[Extracted data entries]
%%

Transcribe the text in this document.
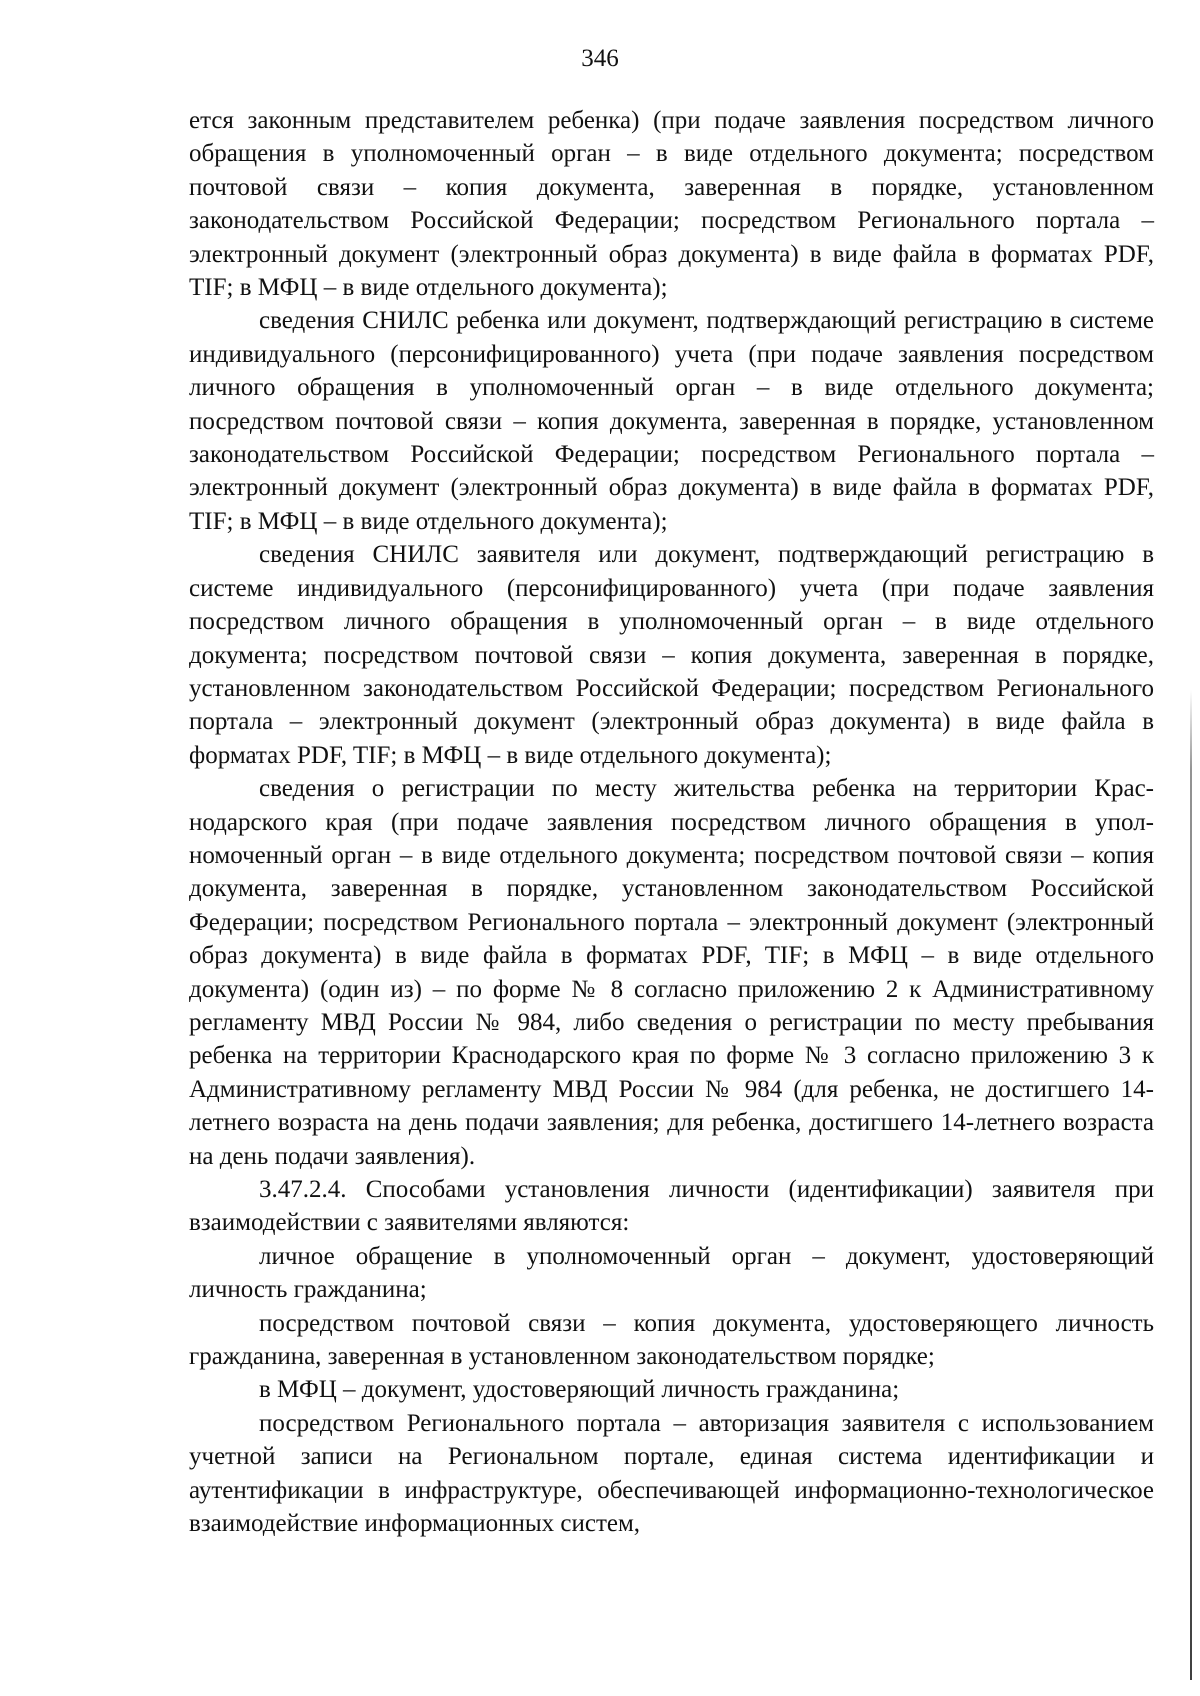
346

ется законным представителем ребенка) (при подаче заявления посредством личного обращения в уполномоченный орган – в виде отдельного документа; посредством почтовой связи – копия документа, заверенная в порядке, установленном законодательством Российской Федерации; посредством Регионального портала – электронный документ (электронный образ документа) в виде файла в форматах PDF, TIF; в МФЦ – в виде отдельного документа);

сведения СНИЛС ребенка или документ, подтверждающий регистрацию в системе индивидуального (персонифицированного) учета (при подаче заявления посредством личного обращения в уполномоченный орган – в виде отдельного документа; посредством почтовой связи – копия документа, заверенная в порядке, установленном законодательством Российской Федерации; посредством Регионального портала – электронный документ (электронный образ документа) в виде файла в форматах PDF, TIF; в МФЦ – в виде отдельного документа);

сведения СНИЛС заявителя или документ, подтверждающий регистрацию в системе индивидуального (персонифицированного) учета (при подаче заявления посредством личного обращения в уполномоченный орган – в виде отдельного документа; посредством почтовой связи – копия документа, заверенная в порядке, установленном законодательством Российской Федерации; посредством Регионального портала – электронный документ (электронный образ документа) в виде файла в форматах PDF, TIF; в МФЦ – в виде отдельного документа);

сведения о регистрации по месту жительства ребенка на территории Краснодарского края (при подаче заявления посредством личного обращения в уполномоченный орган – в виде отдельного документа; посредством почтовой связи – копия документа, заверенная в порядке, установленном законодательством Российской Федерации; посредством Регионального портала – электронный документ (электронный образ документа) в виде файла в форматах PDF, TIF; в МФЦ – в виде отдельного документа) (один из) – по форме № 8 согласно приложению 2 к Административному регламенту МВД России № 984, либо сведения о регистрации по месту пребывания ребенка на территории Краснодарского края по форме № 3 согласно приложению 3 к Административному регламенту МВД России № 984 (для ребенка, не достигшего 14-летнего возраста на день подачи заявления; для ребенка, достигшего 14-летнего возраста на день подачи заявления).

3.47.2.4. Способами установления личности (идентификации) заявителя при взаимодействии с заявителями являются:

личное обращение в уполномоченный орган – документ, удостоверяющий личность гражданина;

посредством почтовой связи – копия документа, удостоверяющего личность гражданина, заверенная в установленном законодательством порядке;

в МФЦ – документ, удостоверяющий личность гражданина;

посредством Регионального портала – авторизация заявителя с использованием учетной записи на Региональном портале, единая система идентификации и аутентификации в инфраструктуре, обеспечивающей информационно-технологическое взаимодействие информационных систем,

%%
%%

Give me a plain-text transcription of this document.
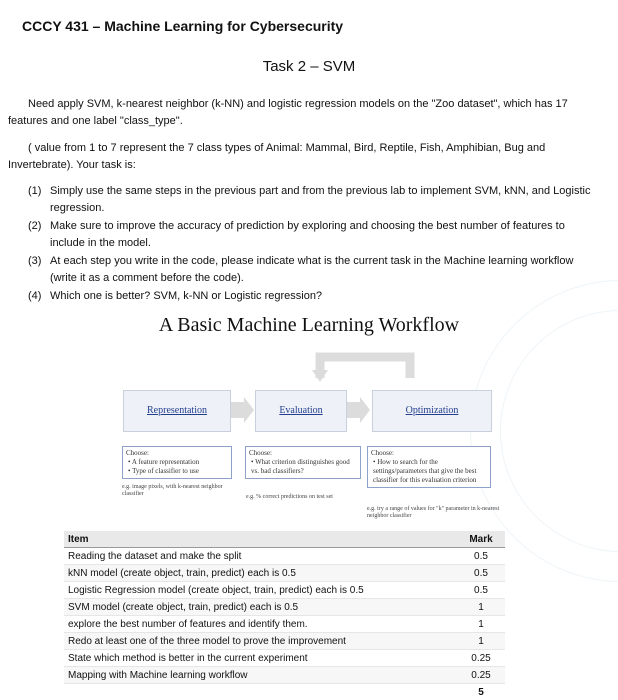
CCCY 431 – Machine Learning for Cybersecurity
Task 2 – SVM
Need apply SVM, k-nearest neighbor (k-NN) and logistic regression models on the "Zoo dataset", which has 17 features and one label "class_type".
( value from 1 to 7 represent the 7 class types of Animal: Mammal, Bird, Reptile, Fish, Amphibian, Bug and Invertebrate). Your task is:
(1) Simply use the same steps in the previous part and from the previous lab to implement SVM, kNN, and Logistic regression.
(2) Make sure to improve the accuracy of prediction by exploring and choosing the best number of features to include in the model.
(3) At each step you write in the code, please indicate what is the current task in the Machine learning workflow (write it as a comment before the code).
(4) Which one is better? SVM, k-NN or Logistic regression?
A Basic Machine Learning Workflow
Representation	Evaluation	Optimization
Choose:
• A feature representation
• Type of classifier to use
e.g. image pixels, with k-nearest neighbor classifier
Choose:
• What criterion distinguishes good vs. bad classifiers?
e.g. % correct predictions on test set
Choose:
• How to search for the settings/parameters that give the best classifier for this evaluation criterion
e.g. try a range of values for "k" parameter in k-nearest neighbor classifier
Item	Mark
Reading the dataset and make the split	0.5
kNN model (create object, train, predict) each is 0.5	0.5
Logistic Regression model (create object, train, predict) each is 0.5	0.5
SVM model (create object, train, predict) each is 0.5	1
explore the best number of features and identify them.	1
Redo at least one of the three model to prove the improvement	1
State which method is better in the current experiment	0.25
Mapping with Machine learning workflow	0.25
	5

%%
%%

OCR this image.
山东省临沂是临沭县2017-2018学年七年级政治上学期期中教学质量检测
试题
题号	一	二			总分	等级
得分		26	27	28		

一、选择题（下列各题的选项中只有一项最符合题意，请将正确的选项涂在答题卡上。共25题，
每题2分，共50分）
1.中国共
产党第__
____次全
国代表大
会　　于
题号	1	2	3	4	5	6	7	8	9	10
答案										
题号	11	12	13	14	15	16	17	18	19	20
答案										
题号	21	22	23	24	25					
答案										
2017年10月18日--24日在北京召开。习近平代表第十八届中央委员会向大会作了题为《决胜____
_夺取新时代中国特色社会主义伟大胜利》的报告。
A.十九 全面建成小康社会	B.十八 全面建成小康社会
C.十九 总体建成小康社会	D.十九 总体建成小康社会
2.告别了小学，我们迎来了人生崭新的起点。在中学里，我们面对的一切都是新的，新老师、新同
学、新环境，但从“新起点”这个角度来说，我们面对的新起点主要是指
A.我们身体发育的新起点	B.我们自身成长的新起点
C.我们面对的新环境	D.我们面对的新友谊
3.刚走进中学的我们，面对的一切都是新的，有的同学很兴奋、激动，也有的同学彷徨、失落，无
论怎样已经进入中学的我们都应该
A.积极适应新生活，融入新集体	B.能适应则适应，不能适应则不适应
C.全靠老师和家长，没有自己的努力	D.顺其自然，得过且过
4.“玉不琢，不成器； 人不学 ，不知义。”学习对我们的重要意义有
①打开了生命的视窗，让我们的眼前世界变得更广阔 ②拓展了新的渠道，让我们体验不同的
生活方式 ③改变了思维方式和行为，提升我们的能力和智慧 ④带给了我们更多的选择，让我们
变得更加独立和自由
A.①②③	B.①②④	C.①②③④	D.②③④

%%

**TASK INSTRUCTIONS:**
Select every line above that contains the word "create", and copy it.

**RESPONSE TO THIS EXERCISE:**
kNN model (create object, train, predict) each is 0.5	0.5
Logistic Regression model (create object, train, predict) each is 0.5	0.5
SVM model (create object, train, predict) each is 0.5	1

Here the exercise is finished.